### What is being asked
Each line below is to be written out in full, exactly as shown.

----

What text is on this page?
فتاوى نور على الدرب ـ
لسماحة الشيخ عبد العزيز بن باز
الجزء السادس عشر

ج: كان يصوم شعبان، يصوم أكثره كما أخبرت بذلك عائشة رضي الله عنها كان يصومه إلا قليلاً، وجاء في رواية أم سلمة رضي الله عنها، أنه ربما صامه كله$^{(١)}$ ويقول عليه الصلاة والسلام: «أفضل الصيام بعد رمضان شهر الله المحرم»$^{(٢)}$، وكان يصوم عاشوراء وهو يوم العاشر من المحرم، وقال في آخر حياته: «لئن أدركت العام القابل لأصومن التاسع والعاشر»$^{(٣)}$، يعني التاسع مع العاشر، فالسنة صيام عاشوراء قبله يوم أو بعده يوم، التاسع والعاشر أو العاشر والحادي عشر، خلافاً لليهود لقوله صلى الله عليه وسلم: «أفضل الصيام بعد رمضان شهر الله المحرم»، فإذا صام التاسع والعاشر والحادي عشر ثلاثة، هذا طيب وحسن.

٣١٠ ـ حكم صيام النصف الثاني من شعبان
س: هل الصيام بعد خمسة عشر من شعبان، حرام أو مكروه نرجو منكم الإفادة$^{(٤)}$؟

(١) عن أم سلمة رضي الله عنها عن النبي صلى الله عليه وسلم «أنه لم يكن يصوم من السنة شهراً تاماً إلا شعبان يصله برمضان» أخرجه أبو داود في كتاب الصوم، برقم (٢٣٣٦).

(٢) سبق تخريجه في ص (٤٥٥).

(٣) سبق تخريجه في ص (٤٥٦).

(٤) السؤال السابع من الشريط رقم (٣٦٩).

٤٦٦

----

### Correct output
What text is on this page?
فتاوى نور على الدرب ـ
لسماحة الشيخ عبد العزيز بن باز
الجزء السادس عشر

ج: كان يصوم شعبان، يصوم أكثره كما أخبرت بذلك عائشة رضي الله عنها كان يصومه إلا قليلاً، وجاء في رواية أم سلمة رضي الله عنها، أنه ربما صامه كله$^{(١)}$ ويقول عليه الصلاة والسلام: «أفضل الصيام بعد رمضان شهر الله المحرم»$^{(٢)}$، وكان يصوم عاشوراء وهو يوم العاشر من المحرم، وقال في آخر حياته: «لئن أدركت العام القابل لأصومن التاسع والعاشر»$^{(٣)}$، يعني التاسع مع العاشر، فالسنة صيام عاشوراء قبله يوم أو بعده يوم، التاسع والعاشر أو العاشر والحادي عشر، خلافاً لليهود لقوله صلى الله عليه وسلم: «أفضل الصيام بعد رمضان شهر الله المحرم»، فإذا صام التاسع والعاشر والحادي عشر ثلاثة، هذا طيب وحسن.

٣١٠ ـ حكم صيام النصف الثاني من شعبان
س: هل الصيام بعد خمسة عشر من شعبان، حرام أو مكروه نرجو منكم الإفادة$^{(٤)}$؟

(١) عن أم سلمة رضي الله عنها عن النبي صلى الله عليه وسلم «أنه لم يكن يصوم من السنة شهراً تاماً إلا شعبان يصله برمضان» أخرجه أبو داود في كتاب الصوم، برقم (٢٣٣٦).

(٢) سبق تخريجه في ص (٤٥٥).

(٣) سبق تخريجه في ص (٤٥٦).

(٤) السؤال السابع من الشريط رقم (٣٦٩).

٤٦٦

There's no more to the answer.